→ **PROMPT**
Print all of the entries exactly, minus the pictures.

→ **TASK INPUTS**
☆ ☆ ☆ ☆ ☆ ☆ ☆

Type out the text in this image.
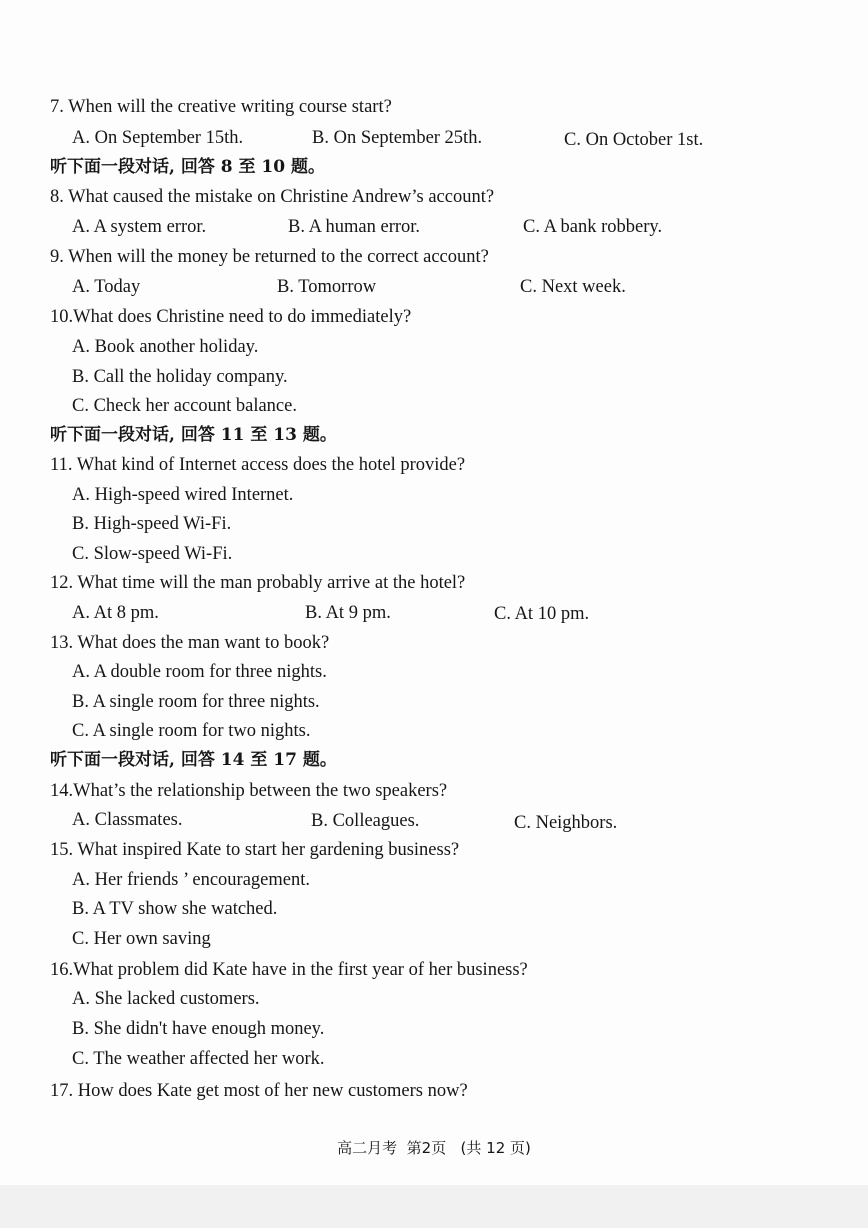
7. When will the creative writing course start?
A. On September 15th.	B. On September 25th.	C. On October 1st.
听下面一段对话, 回答 8 至 10 题。
8. What caused the mistake on Christine Andrew’s account?
A. A system error.	B. A human error.	C. A bank robbery.
9. When will the money be returned to the correct account?
A. Today	B. Tomorrow	C. Next week.
10.What does Christine need to do immediately?
A. Book another holiday.
B. Call the holiday company.
C. Check her account balance.
听下面一段对话, 回答 11 至 13 题。
11. What kind of Internet access does the hotel provide?
A. High-speed wired Internet.
B. High-speed Wi-Fi.
C. Slow-speed Wi-Fi.
12. What time will the man probably arrive at the hotel?
A. At 8 pm.	B. At 9 pm.	C. At 10 pm.
13. What does the man want to book?
A. A double room for three nights.
B. A single room for three nights.
C. A single room for two nights.
听下面一段对话, 回答 14 至 17 题。
14.What’s the relationship between the two speakers?
A. Classmates.	B. Colleagues.	C. Neighbors.
15. What inspired Kate to start her gardening business?
A. Her friends ’ encouragement.
B. A TV show she watched.
C. Her own saving
16.What problem did Kate have in the first year of her business?
A. She lacked customers.
B. She didn't have enough money.
C. The weather affected her work.
17. How does Kate get most of her new customers now?
高二月考  第2页   (共 12 页)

☆ ☆ ☆ ☆ ☆ ☆ ☆

→ **PROBLEM SOLUTION**
Type out the text in this image.
7. When will the creative writing course start?
A. On September 15th.	B. On September 25th.	C. On October 1st.
听下面一段对话, 回答 8 至 10 题。
8. What caused the mistake on Christine Andrew’s account?
A. A system error.	B. A human error.	C. A bank robbery.
9. When will the money be returned to the correct account?
A. Today	B. Tomorrow	C. Next week.
10.What does Christine need to do immediately?
A. Book another holiday.
B. Call the holiday company.
C. Check her account balance.
听下面一段对话, 回答 11 至 13 题。
11. What kind of Internet access does the hotel provide?
A. High-speed wired Internet.
B. High-speed Wi-Fi.
C. Slow-speed Wi-Fi.
12. What time will the man probably arrive at the hotel?
A. At 8 pm.	B. At 9 pm.	C. At 10 pm.
13. What does the man want to book?
A. A double room for three nights.
B. A single room for three nights.
C. A single room for two nights.
听下面一段对话, 回答 14 至 17 题。
14.What’s the relationship between the two speakers?
A. Classmates.	B. Colleagues.	C. Neighbors.
15. What inspired Kate to start her gardening business?
A. Her friends ’ encouragement.
B. A TV show she watched.
C. Her own saving
16.What problem did Kate have in the first year of her business?
A. She lacked customers.
B. She didn't have enough money.
C. The weather affected her work.
17. How does Kate get most of her new customers now?
高二月考  第2页   (共 12 页)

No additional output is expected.